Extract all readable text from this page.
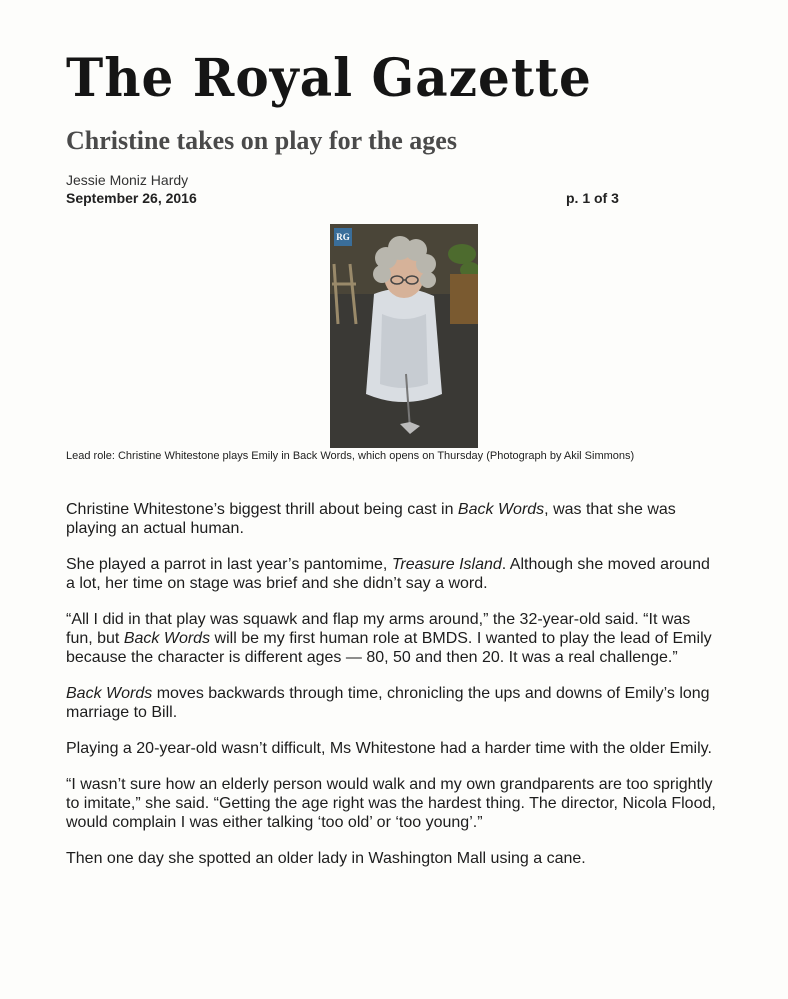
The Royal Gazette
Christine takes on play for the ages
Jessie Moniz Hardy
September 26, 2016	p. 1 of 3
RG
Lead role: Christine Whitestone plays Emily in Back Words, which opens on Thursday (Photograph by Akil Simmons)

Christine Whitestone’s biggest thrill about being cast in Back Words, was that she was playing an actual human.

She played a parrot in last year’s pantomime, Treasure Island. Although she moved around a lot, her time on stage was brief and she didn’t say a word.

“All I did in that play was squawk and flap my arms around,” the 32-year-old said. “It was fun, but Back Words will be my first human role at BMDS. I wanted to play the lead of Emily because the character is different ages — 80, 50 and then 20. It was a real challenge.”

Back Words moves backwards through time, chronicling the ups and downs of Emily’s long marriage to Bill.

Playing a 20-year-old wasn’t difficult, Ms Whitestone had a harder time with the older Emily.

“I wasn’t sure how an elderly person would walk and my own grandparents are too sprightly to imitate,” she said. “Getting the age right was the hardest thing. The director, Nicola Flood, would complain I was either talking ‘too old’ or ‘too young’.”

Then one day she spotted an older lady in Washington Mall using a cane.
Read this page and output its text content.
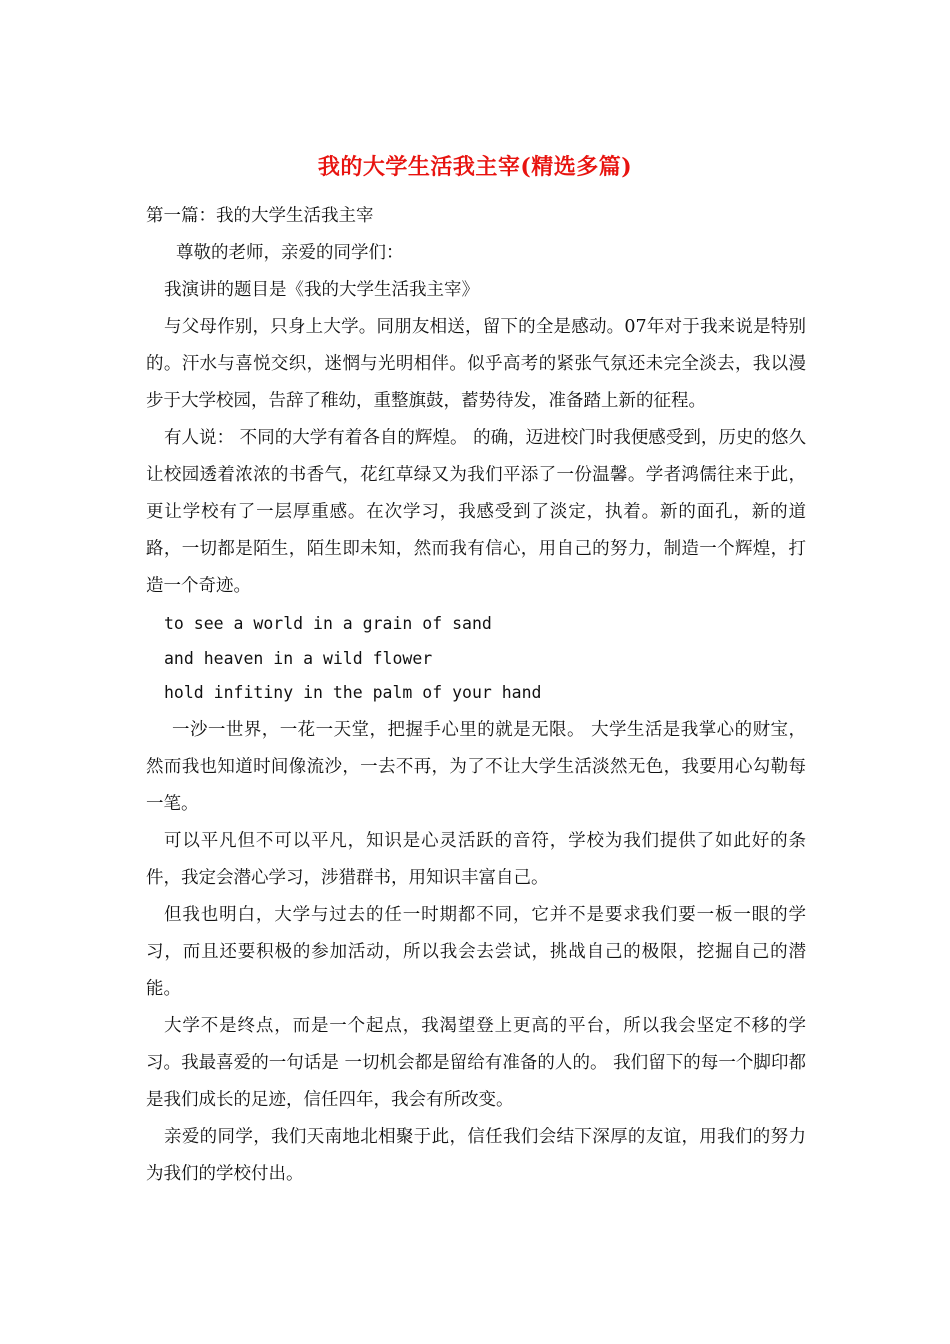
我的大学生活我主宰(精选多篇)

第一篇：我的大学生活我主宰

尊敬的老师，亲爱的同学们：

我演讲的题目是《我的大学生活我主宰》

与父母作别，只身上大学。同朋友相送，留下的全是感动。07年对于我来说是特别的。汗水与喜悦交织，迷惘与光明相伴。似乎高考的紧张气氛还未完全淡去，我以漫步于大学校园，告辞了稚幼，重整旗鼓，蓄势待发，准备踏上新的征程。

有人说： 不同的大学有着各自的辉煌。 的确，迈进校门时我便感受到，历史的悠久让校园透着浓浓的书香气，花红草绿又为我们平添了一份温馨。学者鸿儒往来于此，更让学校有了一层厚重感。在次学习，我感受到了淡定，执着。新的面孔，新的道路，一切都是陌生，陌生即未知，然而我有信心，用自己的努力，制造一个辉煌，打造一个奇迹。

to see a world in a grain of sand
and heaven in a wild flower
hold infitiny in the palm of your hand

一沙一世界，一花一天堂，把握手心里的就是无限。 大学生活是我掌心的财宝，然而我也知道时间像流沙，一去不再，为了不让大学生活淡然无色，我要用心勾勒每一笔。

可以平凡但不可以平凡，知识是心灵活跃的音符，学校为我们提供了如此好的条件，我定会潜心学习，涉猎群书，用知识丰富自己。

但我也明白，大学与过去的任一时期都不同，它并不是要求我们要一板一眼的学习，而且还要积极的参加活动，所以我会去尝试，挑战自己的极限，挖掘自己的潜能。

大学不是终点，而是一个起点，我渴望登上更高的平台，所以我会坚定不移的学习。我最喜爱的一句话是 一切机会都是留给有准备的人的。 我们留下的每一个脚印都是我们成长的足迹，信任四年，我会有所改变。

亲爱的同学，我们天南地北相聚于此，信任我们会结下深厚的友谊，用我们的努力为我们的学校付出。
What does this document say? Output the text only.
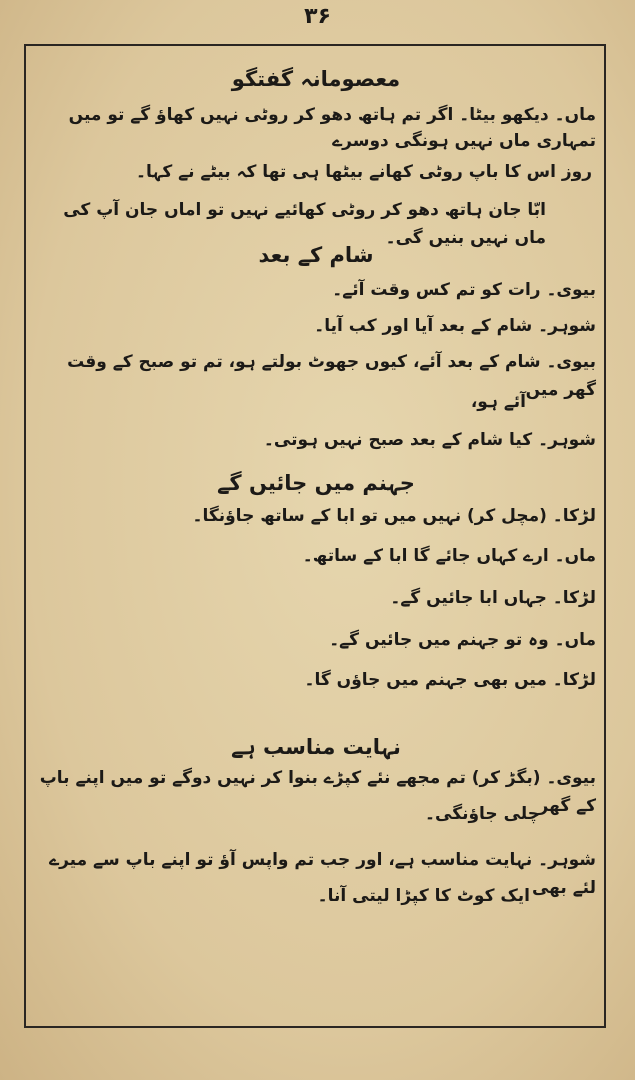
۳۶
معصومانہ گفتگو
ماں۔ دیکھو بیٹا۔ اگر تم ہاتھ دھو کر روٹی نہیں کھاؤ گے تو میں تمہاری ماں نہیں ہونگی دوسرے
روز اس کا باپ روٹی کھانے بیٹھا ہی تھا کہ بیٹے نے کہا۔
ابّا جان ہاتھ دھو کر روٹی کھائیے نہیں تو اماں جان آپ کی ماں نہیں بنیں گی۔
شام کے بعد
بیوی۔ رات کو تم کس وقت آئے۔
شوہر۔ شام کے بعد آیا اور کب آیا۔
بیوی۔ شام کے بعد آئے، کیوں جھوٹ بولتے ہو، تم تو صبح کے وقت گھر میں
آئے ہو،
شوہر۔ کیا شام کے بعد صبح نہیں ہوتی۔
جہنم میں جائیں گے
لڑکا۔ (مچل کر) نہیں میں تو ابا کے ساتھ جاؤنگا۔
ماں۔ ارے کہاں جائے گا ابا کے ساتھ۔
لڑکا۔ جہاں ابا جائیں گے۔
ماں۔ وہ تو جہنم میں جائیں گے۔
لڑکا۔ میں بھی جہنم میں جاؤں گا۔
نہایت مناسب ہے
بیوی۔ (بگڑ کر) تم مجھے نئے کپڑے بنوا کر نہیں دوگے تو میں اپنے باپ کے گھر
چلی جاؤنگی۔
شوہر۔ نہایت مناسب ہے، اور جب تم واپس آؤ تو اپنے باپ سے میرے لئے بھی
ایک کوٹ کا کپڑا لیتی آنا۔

=-=-=-=-=

• _GOAL OF THE EXERCISE_:
Without including the pictures, return each record above exactly as it stands.

• _EXERCISE OUTPUT_:
Extract all readable text from this page.
The Royal Gazette
Christine takes on play for the ages
Jessie Moniz Hardy
September 26, 2016	p. 1 of 3
RG
Lead role: Christine Whitestone plays Emily in Back Words, which opens on Thursday (Photograph by Akil Simmons)

Christine Whitestone’s biggest thrill about being cast in Back Words, was that she was playing an actual human.

She played a parrot in last year’s pantomime, Treasure Island. Although she moved around a lot, her time on stage was brief and she didn’t say a word.

“All I did in that play was squawk and flap my arms around,” the 32-year-old said. “It was fun, but Back Words will be my first human role at BMDS. I wanted to play the lead of Emily because the character is different ages — 80, 50 and then 20. It was a real challenge.”

Back Words moves backwards through time, chronicling the ups and downs of Emily’s long marriage to Bill.

Playing a 20-year-old wasn’t difficult, Ms Whitestone had a harder time with the older Emily.

“I wasn’t sure how an elderly person would walk and my own grandparents are too sprightly to imitate,” she said. “Getting the age right was the hardest thing. The director, Nicola Flood, would complain I was either talking ‘too old’ or ‘too young’.”

Then one day she spotted an older lady in Washington Mall using a cane.
Read this page and output its text content.
我的大学生活我主宰(精选多篇)

第一篇：我的大学生活我主宰

尊敬的老师，亲爱的同学们：

我演讲的题目是《我的大学生活我主宰》

与父母作别，只身上大学。同朋友相送，留下的全是感动。07年对于我来说是特别的。汗水与喜悦交织，迷惘与光明相伴。似乎高考的紧张气氛还未完全淡去，我以漫步于大学校园，告辞了稚幼，重整旗鼓，蓄势待发，准备踏上新的征程。

有人说： 不同的大学有着各自的辉煌。 的确，迈进校门时我便感受到，历史的悠久让校园透着浓浓的书香气，花红草绿又为我们平添了一份温馨。学者鸿儒往来于此，更让学校有了一层厚重感。在次学习，我感受到了淡定，执着。新的面孔，新的道路，一切都是陌生，陌生即未知，然而我有信心，用自己的努力，制造一个辉煌，打造一个奇迹。

to see a world in a grain of sand
and heaven in a wild flower
hold infitiny in the palm of your hand

一沙一世界，一花一天堂，把握手心里的就是无限。 大学生活是我掌心的财宝，然而我也知道时间像流沙，一去不再，为了不让大学生活淡然无色，我要用心勾勒每一笔。

可以平凡但不可以平凡，知识是心灵活跃的音符，学校为我们提供了如此好的条件，我定会潜心学习，涉猎群书，用知识丰富自己。

但我也明白，大学与过去的任一时期都不同，它并不是要求我们要一板一眼的学习，而且还要积极的参加活动，所以我会去尝试，挑战自己的极限，挖掘自己的潜能。

大学不是终点，而是一个起点，我渴望登上更高的平台，所以我会坚定不移的学习。我最喜爱的一句话是 一切机会都是留给有准备的人的。 我们留下的每一个脚印都是我们成长的足迹，信任四年，我会有所改变。

亲爱的同学，我们天南地北相聚于此，信任我们会结下深厚的友谊，用我们的努力为我们的学校付出。
What does this document say? Output the text only.
۳۶
معصومانہ گفتگو
ماں۔ دیکھو بیٹا۔ اگر تم ہاتھ دھو کر روٹی نہیں کھاؤ گے تو میں تمہاری ماں نہیں ہونگی دوسرے
روز اس کا باپ روٹی کھانے بیٹھا ہی تھا کہ بیٹے نے کہا۔
ابّا جان ہاتھ دھو کر روٹی کھائیے نہیں تو اماں جان آپ کی ماں نہیں بنیں گی۔
شام کے بعد
بیوی۔ رات کو تم کس وقت آئے۔
شوہر۔ شام کے بعد آیا اور کب آیا۔
بیوی۔ شام کے بعد آئے، کیوں جھوٹ بولتے ہو، تم تو صبح کے وقت گھر میں
آئے ہو،
شوہر۔ کیا شام کے بعد صبح نہیں ہوتی۔
جہنم میں جائیں گے
لڑکا۔ (مچل کر) نہیں میں تو ابا کے ساتھ جاؤنگا۔
ماں۔ ارے کہاں جائے گا ابا کے ساتھ۔
لڑکا۔ جہاں ابا جائیں گے۔
ماں۔ وہ تو جہنم میں جائیں گے۔
لڑکا۔ میں بھی جہنم میں جاؤں گا۔
نہایت مناسب ہے
بیوی۔ (بگڑ کر) تم مجھے نئے کپڑے بنوا کر نہیں دوگے تو میں اپنے باپ کے گھر
چلی جاؤنگی۔
شوہر۔ نہایت مناسب ہے، اور جب تم واپس آؤ تو اپنے باپ سے میرے لئے بھی
ایک کوٹ کا کپڑا لیتی آنا۔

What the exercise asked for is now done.